■ STATED EXERCISE
Repeat the entries below exactly as they appear, with no pictures.

-------- DATASET CONTENT --------

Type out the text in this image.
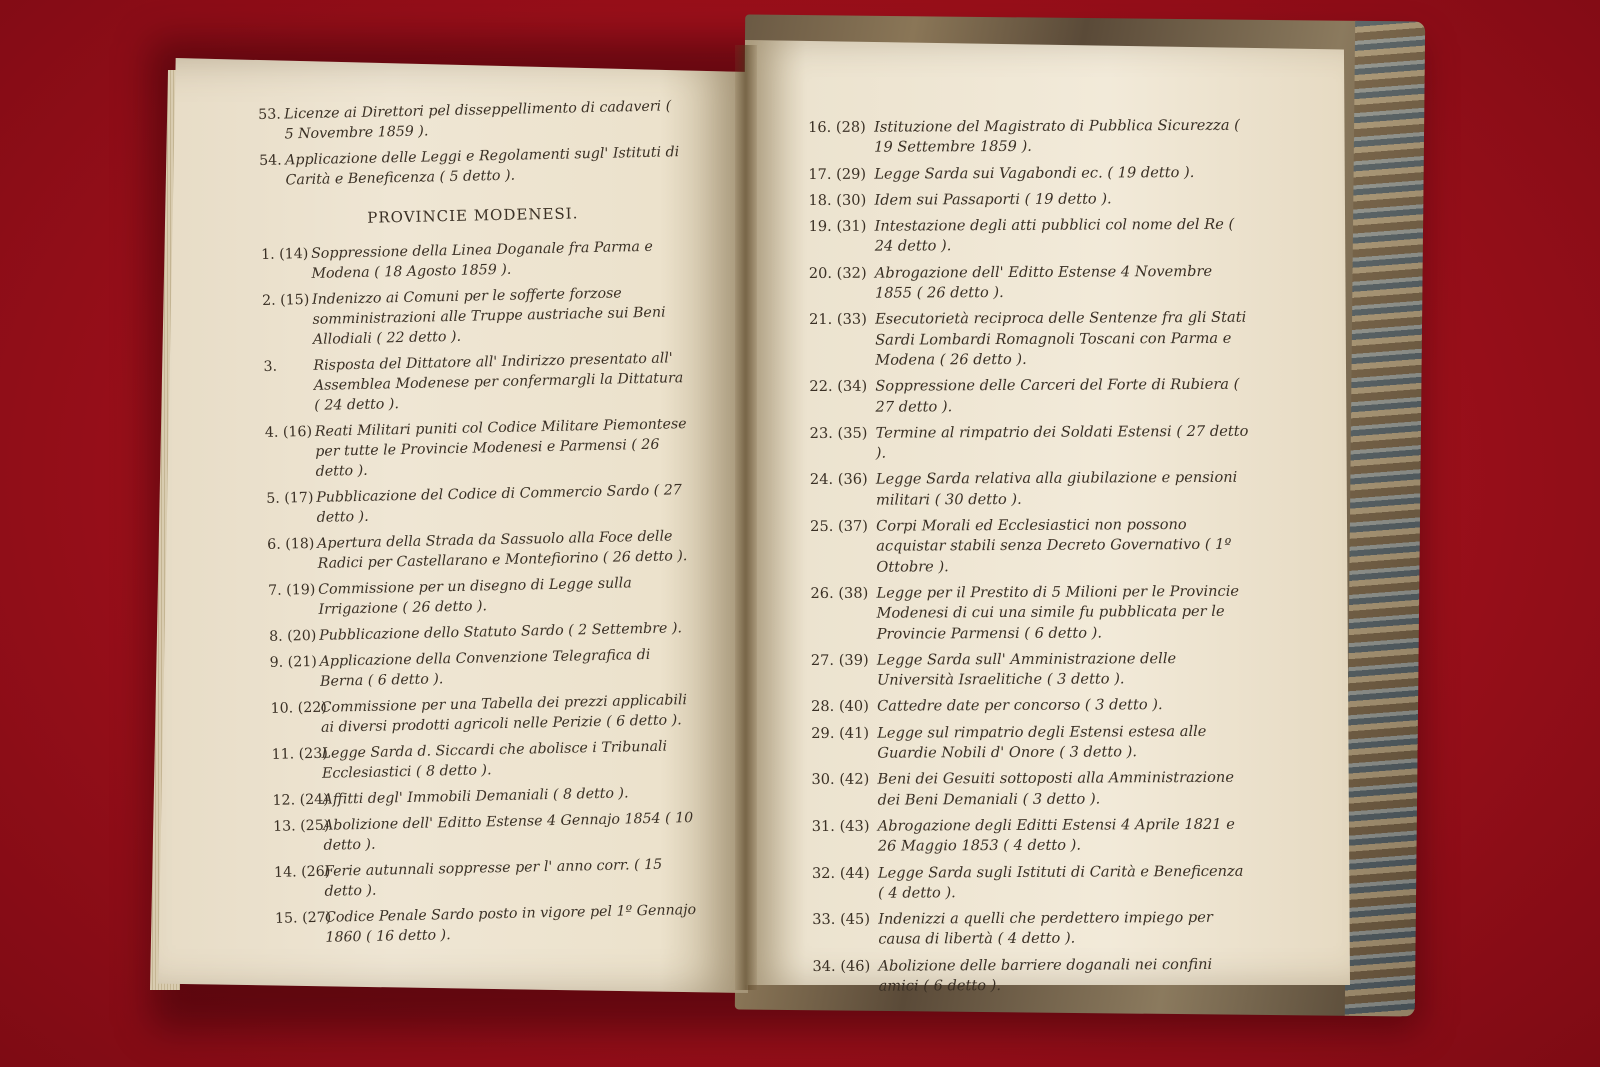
53. Licenze ai Direttori pel disseppellimento di cadaveri ( 5 Novembre 1859 ).
54. Applicazione delle Leggi e Regolamenti sugl' Istituti di Carità e Beneficenza ( 5 detto ).
PROVINCIE MODENESI.
1. (14) Soppressione della Linea Doganale fra Parma e Modena ( 18 Agosto 1859 ).
2. (15) Indenizzo ai Comuni per le sofferte forzose somministrazioni alle Truppe austriache sui Beni Allodiali ( 22 detto ).
3.	Risposta del Dittatore all' Indirizzo presentato all' Assemblea Modenese per confermargli la Dittatura ( 24 detto ).
4. (16) Reati Militari puniti col Codice Militare Piemontese per tutte le Provincie Modenesi e Parmensi ( 26 detto ).
5. (17) Pubblicazione del Codice di Commercio Sardo ( 27 detto ).
6. (18) Apertura della Strada da Sassuolo alla Foce delle Radici per Castellarano e Montefiorino ( 26 detto ).
7. (19) Commissione per un disegno di Legge sulla Irrigazione ( 26 detto ).
8. (20) Pubblicazione dello Statuto Sardo ( 2 Settembre ).
9. (21) Applicazione della Convenzione Telegrafica di Berna ( 6 detto ).
10. (22)
Commissione per una Tabella dei prezzi applicabili ai diversi prodotti agricoli nelle Perizie ( 6 detto ).
11. (23)
Legge Sarda d. Siccardi che abolisce i Tribunali Ecclesiastici ( 8 detto ).
12. (24)
Affitti degl' Immobili Demaniali ( 8 detto ).
13. (25)
Abolizione dell' Editto Estense 4 Gennajo 1854 ( 10 detto ).
14. (26)
Ferie autunnali soppresse per l' anno corr. ( 15 detto ).
15. (27)
Codice Penale Sardo posto in vigore pel 1º Gennajo 1860 ( 16 detto ).
16. (28) Istituzione del Magistrato di Pubblica Sicurezza ( 19 Settembre 1859 ).
17. (29) Legge Sarda sui Vagabondi ec. ( 19 detto ).
18. (30) Idem sui Passaporti ( 19 detto ).
19. (31) Intestazione degli atti pubblici col nome del Re ( 24 detto ).
20. (32) Abrogazione dell' Editto Estense 4 Novembre 1855 ( 26 detto ).
21. (33) Esecutorietà reciproca delle Sentenze fra gli Stati Sardi Lombardi Romagnoli Toscani con Parma e Modena ( 26 detto ).
22. (34) Soppressione delle Carceri del Forte di Rubiera ( 27 detto ).
23. (35) Termine al rimpatrio dei Soldati Estensi ( 27 detto ).
24. (36) Legge Sarda relativa alla giubilazione e pensioni militari ( 30 detto ).
25. (37) Corpi Morali ed Ecclesiastici non possono acquistar stabili senza Decreto Governativo ( 1º Ottobre ).
26. (38) Legge per il Prestito di 5 Milioni per le Provincie Modenesi di cui una simile fu pubblicata per le Provincie Parmensi ( 6 detto ).
27. (39) Legge Sarda sull' Amministrazione delle Università Israelitiche ( 3 detto ).
28. (40) Cattedre date per concorso ( 3 detto ).
29. (41) Legge sul rimpatrio degli Estensi estesa alle Guardie Nobili d' Onore ( 3 detto ).
30. (42) Beni dei Gesuiti sottoposti alla Amministrazione dei Beni Demaniali ( 3 detto ).
31. (43) Abrogazione degli Editti Estensi 4 Aprile 1821 e 26 Maggio 1853 ( 4 detto ).
32. (44) Legge Sarda sugli Istituti di Carità e Beneficenza ( 4 detto ).
33. (45) Indenizzi a quelli che perdettero impiego per causa di libertà ( 4 detto ).
34. (46) Abolizione delle barriere doganali nei confini amici ( 6 detto ).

--------

■ COMPLETED TASK
Type out the text in this image.
53. Licenze ai Direttori pel disseppellimento di cadaveri ( 5 Novembre 1859 ).
54. Applicazione delle Leggi e Regolamenti sugl' Istituti di Carità e Beneficenza ( 5 detto ).
PROVINCIE MODENESI.
1. (14) Soppressione della Linea Doganale fra Parma e Modena ( 18 Agosto 1859 ).
2. (15) Indenizzo ai Comuni per le sofferte forzose somministrazioni alle Truppe austriache sui Beni Allodiali ( 22 detto ).
3.	Risposta del Dittatore all' Indirizzo presentato all' Assemblea Modenese per confermargli la Dittatura ( 24 detto ).
4. (16) Reati Militari puniti col Codice Militare Piemontese per tutte le Provincie Modenesi e Parmensi ( 26 detto ).
5. (17) Pubblicazione del Codice di Commercio Sardo ( 27 detto ).
6. (18) Apertura della Strada da Sassuolo alla Foce delle Radici per Castellarano e Montefiorino ( 26 detto ).
7. (19) Commissione per un disegno di Legge sulla Irrigazione ( 26 detto ).
8. (20) Pubblicazione dello Statuto Sardo ( 2 Settembre ).
9. (21) Applicazione della Convenzione Telegrafica di Berna ( 6 detto ).
10. (22)
Commissione per una Tabella dei prezzi applicabili ai diversi prodotti agricoli nelle Perizie ( 6 detto ).
11. (23)
Legge Sarda d. Siccardi che abolisce i Tribunali Ecclesiastici ( 8 detto ).
12. (24)
Affitti degl' Immobili Demaniali ( 8 detto ).
13. (25)
Abolizione dell' Editto Estense 4 Gennajo 1854 ( 10 detto ).
14. (26)
Ferie autunnali soppresse per l' anno corr. ( 15 detto ).
15. (27)
Codice Penale Sardo posto in vigore pel 1º Gennajo 1860 ( 16 detto ).
16. (28) Istituzione del Magistrato di Pubblica Sicurezza ( 19 Settembre 1859 ).
17. (29) Legge Sarda sui Vagabondi ec. ( 19 detto ).
18. (30) Idem sui Passaporti ( 19 detto ).
19. (31) Intestazione degli atti pubblici col nome del Re ( 24 detto ).
20. (32) Abrogazione dell' Editto Estense 4 Novembre 1855 ( 26 detto ).
21. (33) Esecutorietà reciproca delle Sentenze fra gli Stati Sardi Lombardi Romagnoli Toscani con Parma e Modena ( 26 detto ).
22. (34) Soppressione delle Carceri del Forte di Rubiera ( 27 detto ).
23. (35) Termine al rimpatrio dei Soldati Estensi ( 27 detto ).
24. (36) Legge Sarda relativa alla giubilazione e pensioni militari ( 30 detto ).
25. (37) Corpi Morali ed Ecclesiastici non possono acquistar stabili senza Decreto Governativo ( 1º Ottobre ).
26. (38) Legge per il Prestito di 5 Milioni per le Provincie Modenesi di cui una simile fu pubblicata per le Provincie Parmensi ( 6 detto ).
27. (39) Legge Sarda sull' Amministrazione delle Università Israelitiche ( 3 detto ).
28. (40) Cattedre date per concorso ( 3 detto ).
29. (41) Legge sul rimpatrio degli Estensi estesa alle Guardie Nobili d' Onore ( 3 detto ).
30. (42) Beni dei Gesuiti sottoposti alla Amministrazione dei Beni Demaniali ( 3 detto ).
31. (43) Abrogazione degli Editti Estensi 4 Aprile 1821 e 26 Maggio 1853 ( 4 detto ).
32. (44) Legge Sarda sugli Istituti di Carità e Beneficenza ( 4 detto ).
33. (45) Indenizzi a quelli che perdettero impiego per causa di libertà ( 4 detto ).
34. (46) Abolizione delle barriere doganali nei confini amici ( 6 detto ).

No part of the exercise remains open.